(Aim):
Transcribe every entry word for word, leaving out all images.

________

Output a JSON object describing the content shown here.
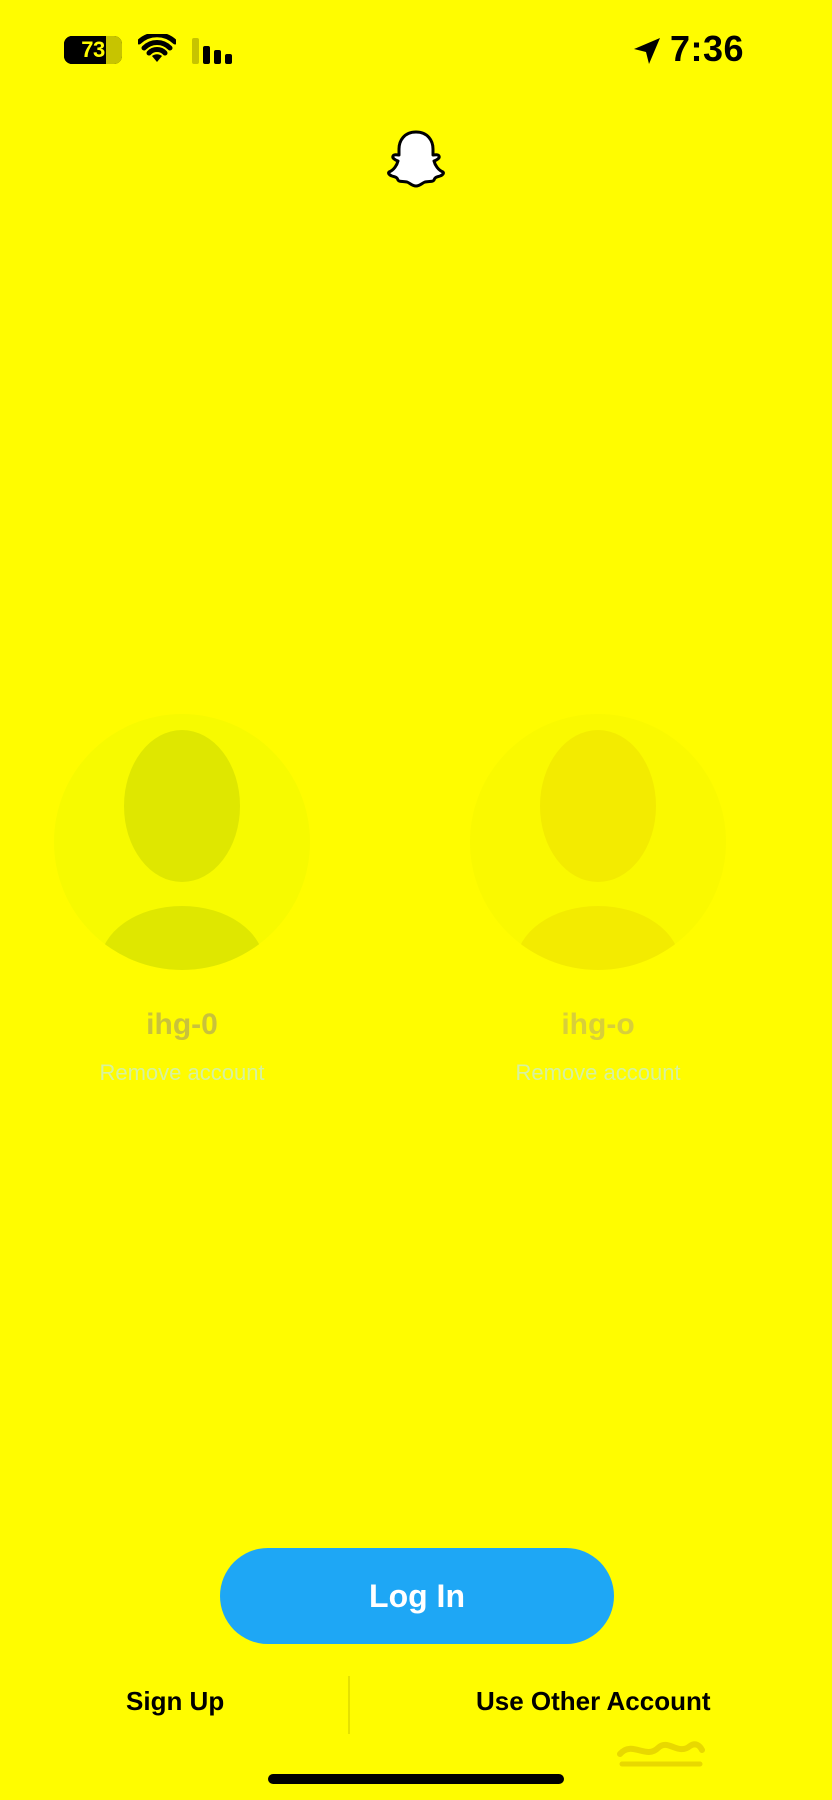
{
  "status_bar": {
    "battery_level": "73",
    "time": "7:36"
  },
  "accounts": [
    {
      "username": "ihg-0",
      "remove_label": "Remove account"
    },
    {
      "username": "ihg-o",
      "remove_label": "Remove account"
    }
  ],
  "actions": {
    "login_label": "Log In",
    "signup_label": "Sign Up",
    "other_account_label": "Use Other Account"
  },
  "colors": {
    "background": "#FFFC00",
    "login_button": "#1EA7F5",
    "text_primary": "#000000"
  },
  "icons": [
    "battery-icon",
    "wifi-icon",
    "signal-icon",
    "location-arrow-icon",
    "snapchat-ghost-icon",
    "avatar-silhouette-icon"
  ]
}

________

(Response):
Output a JSON object describing the content shown here.
{
  "status_bar": {
    "battery_level": "73",
    "time": "7:36"
  },
  "accounts": [
    {
      "username": "ihg-0",
      "remove_label": "Remove account"
    },
    {
      "username": "ihg-o",
      "remove_label": "Remove account"
    }
  ],
  "actions": {
    "login_label": "Log In",
    "signup_label": "Sign Up",
    "other_account_label": "Use Other Account"
  },
  "colors": {
    "background": "#FFFC00",
    "login_button": "#1EA7F5",
    "text_primary": "#000000"
  },
  "icons": [
    "battery-icon",
    "wifi-icon",
    "signal-icon",
    "location-arrow-icon",
    "snapchat-ghost-icon",
    "avatar-silhouette-icon"
  ]
}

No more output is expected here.